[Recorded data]
· · · · · · ·

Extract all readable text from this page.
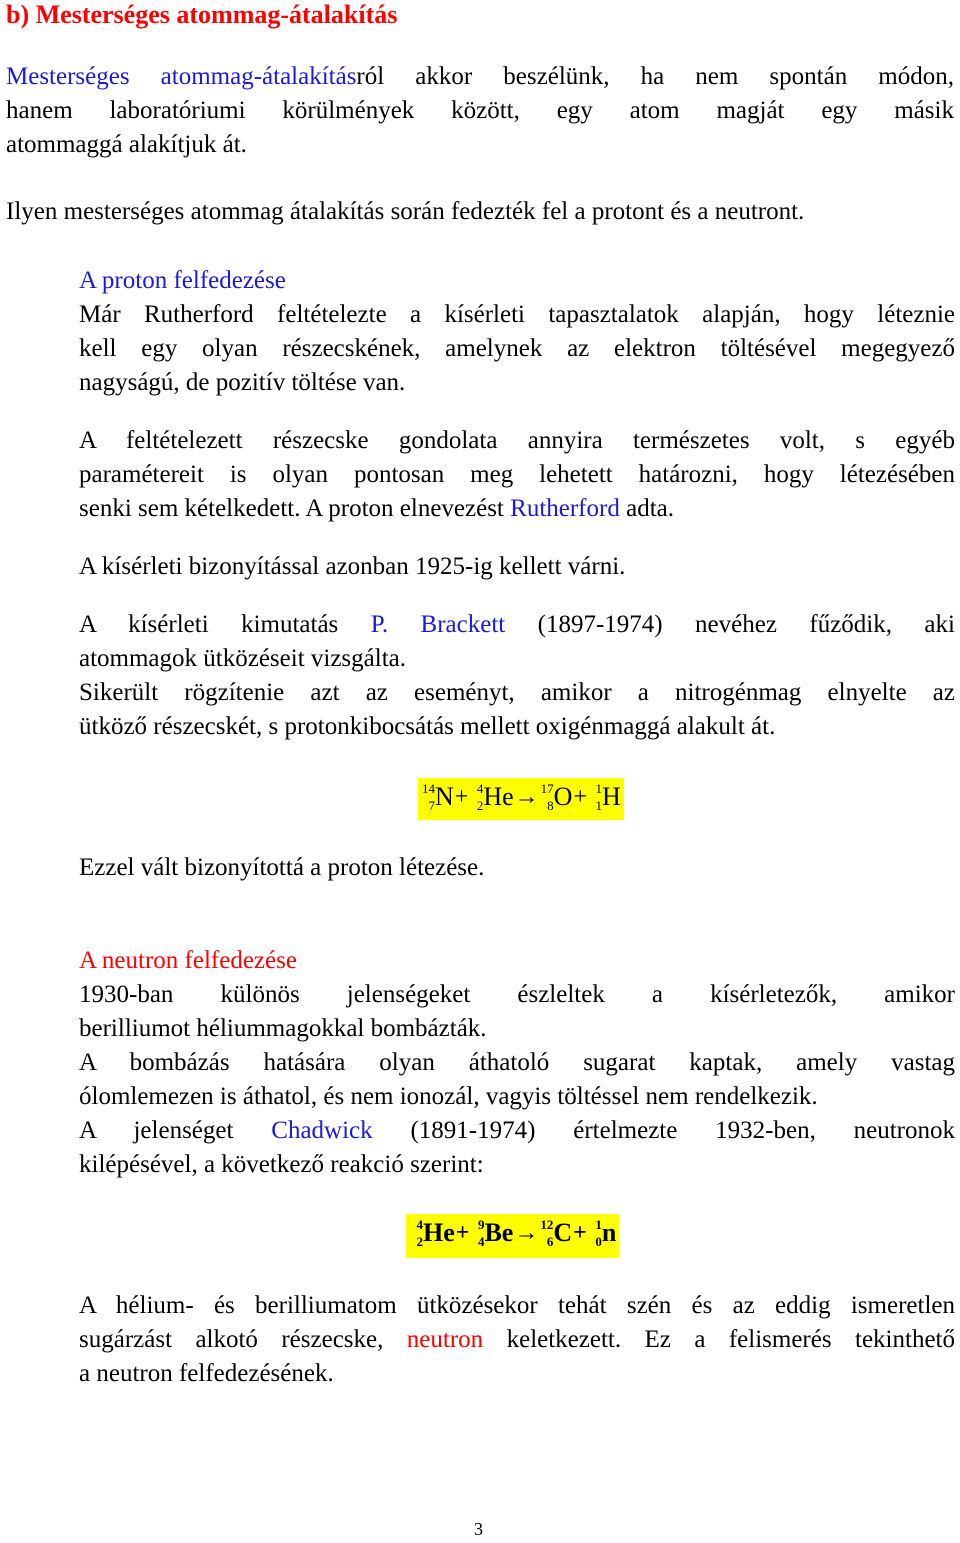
b) Mesterséges atommag-átalakítás
Mesterséges atommag-átalakításról akkor beszélünk, ha nem spontán módon,
hanem laboratóriumi körülmények között, egy atom magját egy másik
atommaggá alakítjuk át.
Ilyen mesterséges atommag átalakítás során fedezték fel a protont és a neutront.
A proton felfedezése
Már Rutherford feltételezte a kísérleti tapasztalatok alapján, hogy léteznie
kell egy olyan részecskének, amelynek az elektron töltésével megegyező
nagyságú, de pozitív töltése van.
A feltételezett részecske gondolata annyira természetes volt, s egyéb
paramétereit is olyan pontosan meg lehetett határozni, hogy létezésében
senki sem kételkedett. A proton elnevezést Rutherford adta.
A kísérleti bizonyítással azonban 1925-ig kellett várni.
A kísérleti kimutatás P. Brackett (1897-1974) nevéhez fűződik, aki
atommagok ütközéseit vizsgálta.
Sikerült rögzítenie azt az eseményt, amikor a nitrogénmag elnyelte az
ütköző részecskét, s protonkibocsátás mellett oxigénmaggá alakult át.
14
7 N+ 4
2 He→ 17
8 O+ 1
1 H
Ezzel vált bizonyítottá a proton létezése.
A neutron felfedezése
1930-ban különös jelenségeket észleltek a kísérletezők, amikor
berilliumot héliummagokkal bombázták.
A bombázás hatására olyan áthatoló sugarat kaptak, amely vastag
ólomlemezen is áthatol, és nem ionozál, vagyis töltéssel nem rendelkezik.
A jelenséget Chadwick (1891-1974) értelmezte 1932-ben, neutronok
kilépésével, a következő reakció szerint:
4
2 He+ 9
4 Be→ 12
6 C+ 1
0 n
A hélium- és berilliumatom ütközésekor tehát szén és az eddig ismeretlen
sugárzást alkotó részecske, neutron keletkezett. Ez a felismerés tekinthető
a neutron felfedezésének.
3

· · · · · · ·

*Description of the task:* All the records above need to be given again word for word. Skip the pictures.

*Exercise result:*
Extract all readable text from this page.
b) Mesterséges atommag-átalakítás
Mesterséges atommag-átalakításról akkor beszélünk, ha nem spontán módon,
hanem laboratóriumi körülmények között, egy atom magját egy másik
atommaggá alakítjuk át.
Ilyen mesterséges atommag átalakítás során fedezték fel a protont és a neutront.
A proton felfedezése
Már Rutherford feltételezte a kísérleti tapasztalatok alapján, hogy léteznie
kell egy olyan részecskének, amelynek az elektron töltésével megegyező
nagyságú, de pozitív töltése van.
A feltételezett részecske gondolata annyira természetes volt, s egyéb
paramétereit is olyan pontosan meg lehetett határozni, hogy létezésében
senki sem kételkedett. A proton elnevezést Rutherford adta.
A kísérleti bizonyítással azonban 1925-ig kellett várni.
A kísérleti kimutatás P. Brackett (1897-1974) nevéhez fűződik, aki
atommagok ütközéseit vizsgálta.
Sikerült rögzítenie azt az eseményt, amikor a nitrogénmag elnyelte az
ütköző részecskét, s protonkibocsátás mellett oxigénmaggá alakult át.
14
7 N+ 4
2 He→ 17
8 O+ 1
1 H
Ezzel vált bizonyítottá a proton létezése.
A neutron felfedezése
1930-ban különös jelenségeket észleltek a kísérletezők, amikor
berilliumot héliummagokkal bombázták.
A bombázás hatására olyan áthatoló sugarat kaptak, amely vastag
ólomlemezen is áthatol, és nem ionozál, vagyis töltéssel nem rendelkezik.
A jelenséget Chadwick (1891-1974) értelmezte 1932-ben, neutronok
kilépésével, a következő reakció szerint:
4
2 He+ 9
4 Be→ 12
6 C+ 1
0 n
A hélium- és berilliumatom ütközésekor tehát szén és az eddig ismeretlen
sugárzást alkotó részecske, neutron keletkezett. Ez a felismerés tekinthető
a neutron felfedezésének.
3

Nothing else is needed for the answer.